**Listed entries:**

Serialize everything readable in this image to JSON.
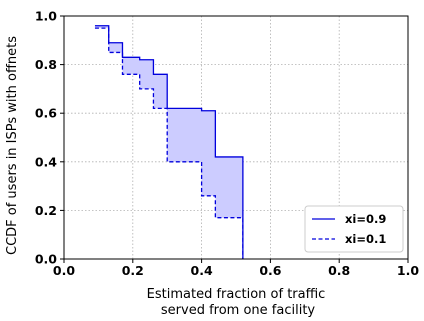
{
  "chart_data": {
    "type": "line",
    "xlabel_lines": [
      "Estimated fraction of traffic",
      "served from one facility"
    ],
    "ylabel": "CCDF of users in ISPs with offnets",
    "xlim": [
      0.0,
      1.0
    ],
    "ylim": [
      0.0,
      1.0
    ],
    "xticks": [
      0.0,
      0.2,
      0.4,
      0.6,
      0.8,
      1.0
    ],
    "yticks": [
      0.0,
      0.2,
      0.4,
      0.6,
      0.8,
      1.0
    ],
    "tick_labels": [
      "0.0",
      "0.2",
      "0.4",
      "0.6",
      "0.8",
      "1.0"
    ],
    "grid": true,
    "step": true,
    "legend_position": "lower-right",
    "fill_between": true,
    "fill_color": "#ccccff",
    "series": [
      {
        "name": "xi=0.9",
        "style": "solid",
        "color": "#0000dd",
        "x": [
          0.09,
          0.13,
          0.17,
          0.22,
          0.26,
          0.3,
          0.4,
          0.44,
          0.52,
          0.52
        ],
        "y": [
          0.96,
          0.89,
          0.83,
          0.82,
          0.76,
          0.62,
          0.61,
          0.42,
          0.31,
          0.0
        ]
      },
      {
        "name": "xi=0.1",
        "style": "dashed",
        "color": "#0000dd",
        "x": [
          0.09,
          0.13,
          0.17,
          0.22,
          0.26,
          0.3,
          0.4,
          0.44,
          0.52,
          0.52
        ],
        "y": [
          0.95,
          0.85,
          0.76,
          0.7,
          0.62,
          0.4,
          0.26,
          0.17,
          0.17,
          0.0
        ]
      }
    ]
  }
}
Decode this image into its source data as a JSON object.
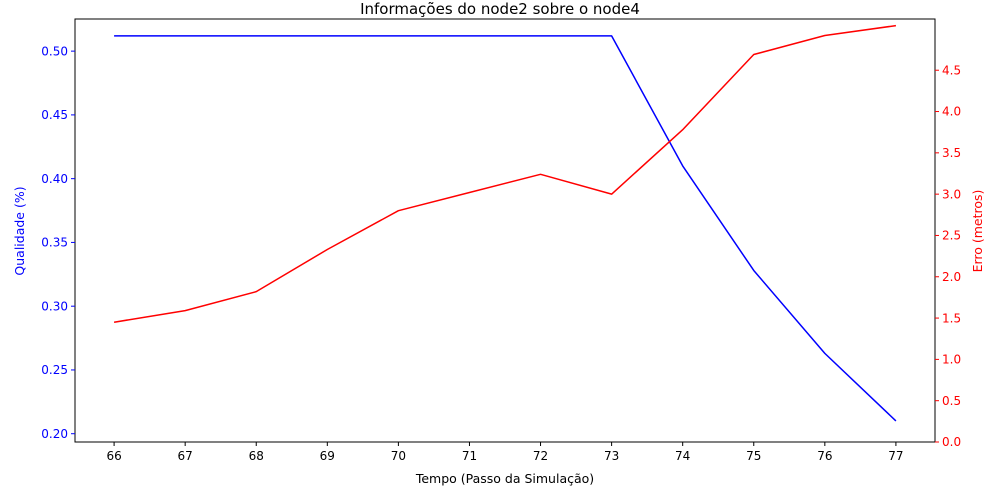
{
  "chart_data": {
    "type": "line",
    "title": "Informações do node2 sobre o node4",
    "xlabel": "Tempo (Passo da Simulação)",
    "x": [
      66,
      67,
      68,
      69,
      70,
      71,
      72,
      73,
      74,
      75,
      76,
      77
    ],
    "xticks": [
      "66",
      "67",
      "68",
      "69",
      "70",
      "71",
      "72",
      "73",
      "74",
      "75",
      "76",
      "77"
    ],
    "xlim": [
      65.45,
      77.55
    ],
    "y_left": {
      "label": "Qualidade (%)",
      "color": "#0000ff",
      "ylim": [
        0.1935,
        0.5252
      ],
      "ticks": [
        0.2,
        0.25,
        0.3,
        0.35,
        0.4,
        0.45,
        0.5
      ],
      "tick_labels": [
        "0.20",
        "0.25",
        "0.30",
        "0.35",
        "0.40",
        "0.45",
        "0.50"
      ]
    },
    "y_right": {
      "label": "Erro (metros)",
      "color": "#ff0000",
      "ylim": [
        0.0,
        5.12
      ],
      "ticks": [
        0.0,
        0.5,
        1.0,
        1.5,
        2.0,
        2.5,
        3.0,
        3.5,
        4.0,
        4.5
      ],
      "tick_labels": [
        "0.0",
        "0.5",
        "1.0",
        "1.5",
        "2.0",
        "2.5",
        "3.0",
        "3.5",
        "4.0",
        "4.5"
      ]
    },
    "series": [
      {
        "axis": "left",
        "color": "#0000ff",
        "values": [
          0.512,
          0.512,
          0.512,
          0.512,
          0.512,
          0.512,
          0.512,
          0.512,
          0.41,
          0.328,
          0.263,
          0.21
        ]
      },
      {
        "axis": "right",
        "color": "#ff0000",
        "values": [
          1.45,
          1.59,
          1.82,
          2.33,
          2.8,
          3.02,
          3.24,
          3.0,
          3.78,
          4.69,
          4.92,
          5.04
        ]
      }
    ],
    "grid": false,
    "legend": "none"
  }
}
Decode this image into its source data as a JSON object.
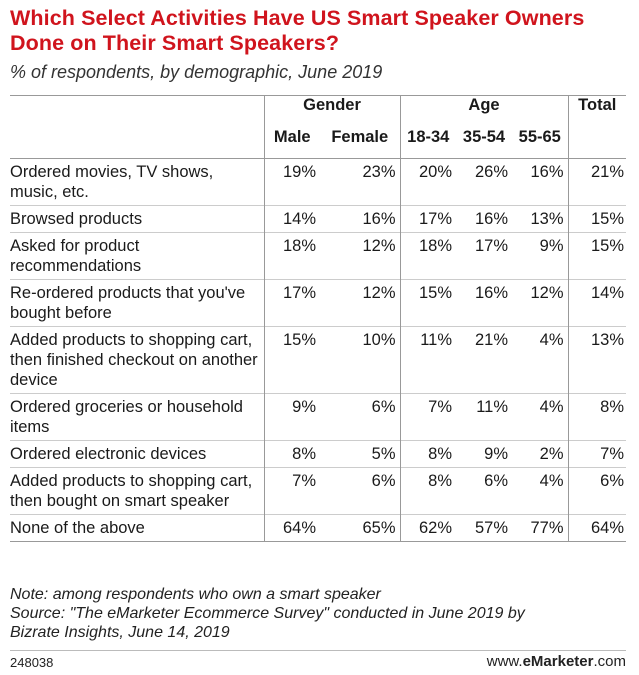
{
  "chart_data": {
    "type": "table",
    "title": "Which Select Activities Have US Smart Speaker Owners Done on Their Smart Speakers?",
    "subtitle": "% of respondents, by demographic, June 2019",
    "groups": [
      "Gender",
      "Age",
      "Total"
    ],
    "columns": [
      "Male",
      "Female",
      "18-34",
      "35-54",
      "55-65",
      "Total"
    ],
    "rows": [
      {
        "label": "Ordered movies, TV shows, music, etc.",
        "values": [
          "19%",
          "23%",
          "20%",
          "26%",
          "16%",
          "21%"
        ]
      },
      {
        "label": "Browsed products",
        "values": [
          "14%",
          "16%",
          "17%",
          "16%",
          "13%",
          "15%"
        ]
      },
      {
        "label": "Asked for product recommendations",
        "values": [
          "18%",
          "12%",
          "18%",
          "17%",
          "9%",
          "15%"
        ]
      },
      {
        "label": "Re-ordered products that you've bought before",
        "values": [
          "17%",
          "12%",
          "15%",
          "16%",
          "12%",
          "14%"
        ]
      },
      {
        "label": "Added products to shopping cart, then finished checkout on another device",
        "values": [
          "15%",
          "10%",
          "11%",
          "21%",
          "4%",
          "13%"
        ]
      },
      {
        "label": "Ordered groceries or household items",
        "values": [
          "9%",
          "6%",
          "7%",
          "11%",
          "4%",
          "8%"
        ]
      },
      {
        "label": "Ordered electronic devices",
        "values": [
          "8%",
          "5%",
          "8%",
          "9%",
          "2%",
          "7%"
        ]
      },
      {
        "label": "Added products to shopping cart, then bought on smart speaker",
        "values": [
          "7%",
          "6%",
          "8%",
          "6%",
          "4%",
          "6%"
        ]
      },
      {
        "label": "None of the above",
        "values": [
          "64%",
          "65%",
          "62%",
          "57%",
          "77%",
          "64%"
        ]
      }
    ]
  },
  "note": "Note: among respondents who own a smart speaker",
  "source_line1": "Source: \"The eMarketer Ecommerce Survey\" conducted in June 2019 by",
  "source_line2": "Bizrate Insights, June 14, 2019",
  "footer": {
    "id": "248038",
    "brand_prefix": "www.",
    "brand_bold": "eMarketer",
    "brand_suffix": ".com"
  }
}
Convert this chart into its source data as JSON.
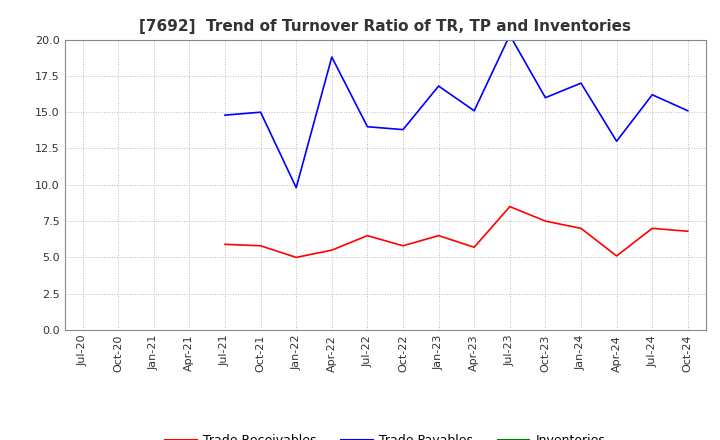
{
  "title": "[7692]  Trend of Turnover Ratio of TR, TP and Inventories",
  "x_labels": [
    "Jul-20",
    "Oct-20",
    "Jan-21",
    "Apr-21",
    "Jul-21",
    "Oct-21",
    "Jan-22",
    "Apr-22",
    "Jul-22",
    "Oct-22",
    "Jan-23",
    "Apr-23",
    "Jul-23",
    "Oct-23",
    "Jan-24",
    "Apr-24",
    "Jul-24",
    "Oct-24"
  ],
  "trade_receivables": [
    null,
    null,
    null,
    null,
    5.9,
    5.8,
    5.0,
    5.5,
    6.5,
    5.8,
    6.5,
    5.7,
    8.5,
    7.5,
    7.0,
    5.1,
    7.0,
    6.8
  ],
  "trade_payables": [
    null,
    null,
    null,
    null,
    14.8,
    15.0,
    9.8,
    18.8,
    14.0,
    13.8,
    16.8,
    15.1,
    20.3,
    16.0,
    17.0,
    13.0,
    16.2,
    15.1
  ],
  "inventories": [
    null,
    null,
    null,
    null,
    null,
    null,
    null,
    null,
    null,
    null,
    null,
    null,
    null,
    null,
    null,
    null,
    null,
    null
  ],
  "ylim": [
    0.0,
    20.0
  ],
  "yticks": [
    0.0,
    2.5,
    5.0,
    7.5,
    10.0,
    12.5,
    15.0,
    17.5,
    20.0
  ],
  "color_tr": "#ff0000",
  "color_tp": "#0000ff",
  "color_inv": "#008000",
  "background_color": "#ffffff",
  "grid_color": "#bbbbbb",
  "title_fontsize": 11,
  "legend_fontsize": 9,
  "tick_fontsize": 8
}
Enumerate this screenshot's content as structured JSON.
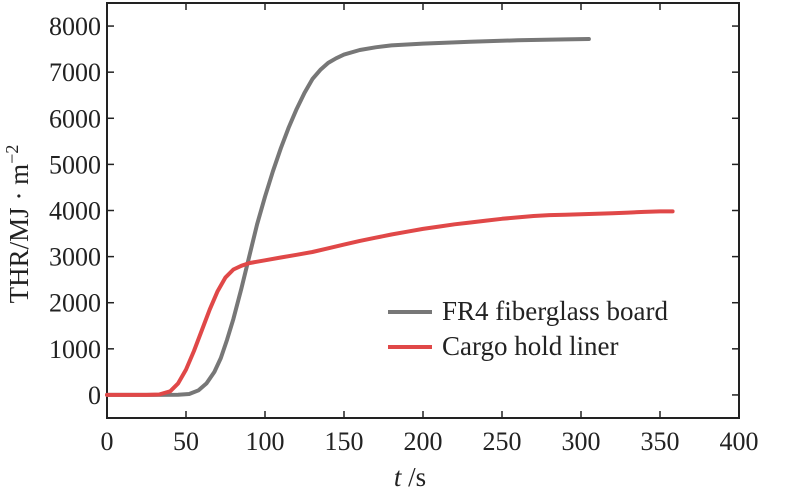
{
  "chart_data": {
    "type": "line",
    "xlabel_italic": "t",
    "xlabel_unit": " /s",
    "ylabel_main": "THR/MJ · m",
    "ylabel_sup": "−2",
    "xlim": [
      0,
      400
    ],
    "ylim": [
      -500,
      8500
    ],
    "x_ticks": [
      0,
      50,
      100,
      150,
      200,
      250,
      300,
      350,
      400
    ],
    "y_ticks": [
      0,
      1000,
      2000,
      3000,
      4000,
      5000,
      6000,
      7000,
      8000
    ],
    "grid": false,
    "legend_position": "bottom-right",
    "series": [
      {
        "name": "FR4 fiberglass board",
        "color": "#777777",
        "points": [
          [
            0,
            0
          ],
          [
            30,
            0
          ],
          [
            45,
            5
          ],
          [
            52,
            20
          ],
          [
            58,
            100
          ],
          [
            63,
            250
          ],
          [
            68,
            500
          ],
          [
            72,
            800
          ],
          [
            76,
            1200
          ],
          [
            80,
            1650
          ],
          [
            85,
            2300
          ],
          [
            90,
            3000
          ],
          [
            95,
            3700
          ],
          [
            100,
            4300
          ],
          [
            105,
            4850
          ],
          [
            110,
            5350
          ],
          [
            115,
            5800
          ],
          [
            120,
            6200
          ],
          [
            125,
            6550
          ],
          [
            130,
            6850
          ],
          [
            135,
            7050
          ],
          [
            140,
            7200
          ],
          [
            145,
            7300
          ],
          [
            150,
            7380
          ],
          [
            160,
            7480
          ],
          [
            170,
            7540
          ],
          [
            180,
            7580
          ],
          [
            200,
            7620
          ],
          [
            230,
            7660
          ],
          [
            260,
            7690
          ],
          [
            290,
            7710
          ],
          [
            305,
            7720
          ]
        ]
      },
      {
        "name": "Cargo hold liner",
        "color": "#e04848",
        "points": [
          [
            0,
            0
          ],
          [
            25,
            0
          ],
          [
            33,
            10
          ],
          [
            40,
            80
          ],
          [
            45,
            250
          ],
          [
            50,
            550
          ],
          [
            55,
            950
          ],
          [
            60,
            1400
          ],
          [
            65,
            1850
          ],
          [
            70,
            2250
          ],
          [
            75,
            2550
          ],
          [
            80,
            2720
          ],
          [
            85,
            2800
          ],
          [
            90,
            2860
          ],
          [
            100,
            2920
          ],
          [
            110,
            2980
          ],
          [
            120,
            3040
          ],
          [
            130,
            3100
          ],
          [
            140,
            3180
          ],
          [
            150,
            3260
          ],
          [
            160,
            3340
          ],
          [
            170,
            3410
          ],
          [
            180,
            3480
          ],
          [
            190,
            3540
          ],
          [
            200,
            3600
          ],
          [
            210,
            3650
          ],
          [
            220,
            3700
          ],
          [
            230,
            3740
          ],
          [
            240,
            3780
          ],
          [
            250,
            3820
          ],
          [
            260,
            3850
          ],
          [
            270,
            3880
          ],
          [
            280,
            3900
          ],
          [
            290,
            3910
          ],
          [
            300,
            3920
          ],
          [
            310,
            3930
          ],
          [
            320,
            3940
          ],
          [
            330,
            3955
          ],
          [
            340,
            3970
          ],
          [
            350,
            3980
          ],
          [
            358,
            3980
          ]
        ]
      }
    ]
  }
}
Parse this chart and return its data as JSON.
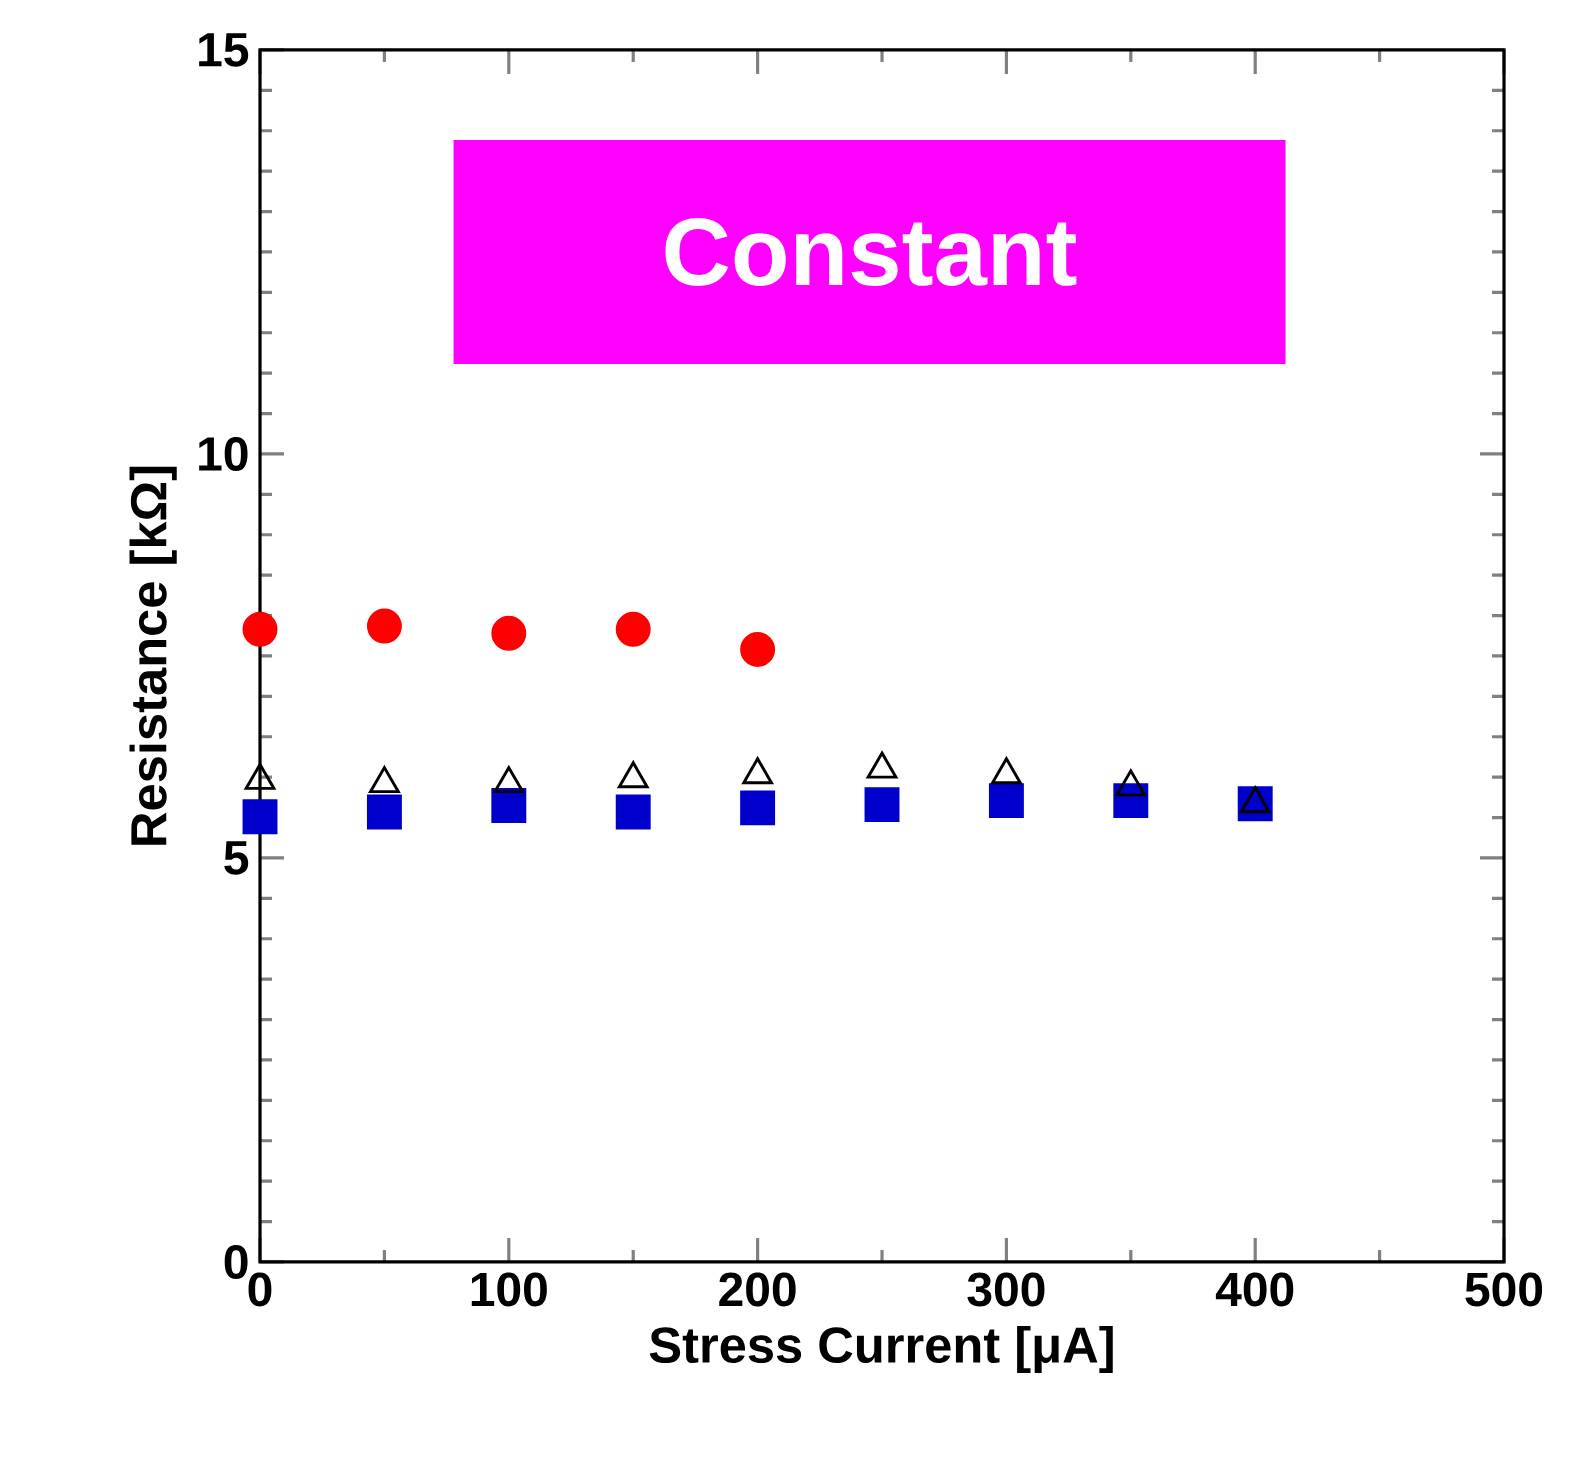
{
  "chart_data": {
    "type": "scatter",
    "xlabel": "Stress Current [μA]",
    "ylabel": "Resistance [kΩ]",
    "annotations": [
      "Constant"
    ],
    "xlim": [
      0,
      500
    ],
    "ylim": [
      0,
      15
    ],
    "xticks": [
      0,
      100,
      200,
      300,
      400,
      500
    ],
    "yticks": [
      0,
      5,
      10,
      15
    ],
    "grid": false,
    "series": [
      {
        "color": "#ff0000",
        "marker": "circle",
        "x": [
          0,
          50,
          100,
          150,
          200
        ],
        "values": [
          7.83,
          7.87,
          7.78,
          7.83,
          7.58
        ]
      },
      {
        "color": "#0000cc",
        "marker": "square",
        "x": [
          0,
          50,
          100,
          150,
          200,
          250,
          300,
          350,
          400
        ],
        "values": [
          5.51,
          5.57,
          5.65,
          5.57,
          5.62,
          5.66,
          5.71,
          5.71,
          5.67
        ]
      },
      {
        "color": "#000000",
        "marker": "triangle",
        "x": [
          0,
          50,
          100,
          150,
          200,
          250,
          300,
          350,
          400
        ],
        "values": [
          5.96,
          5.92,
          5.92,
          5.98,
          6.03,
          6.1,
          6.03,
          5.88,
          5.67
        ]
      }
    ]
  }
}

**Stated task:** Pull out each line of the entries that contains "respondents".

**Right answer:**
    "subtitle": "% of respondents, by demographic, June 2019",
  "note": "Note: among respondents who own a smart speaker",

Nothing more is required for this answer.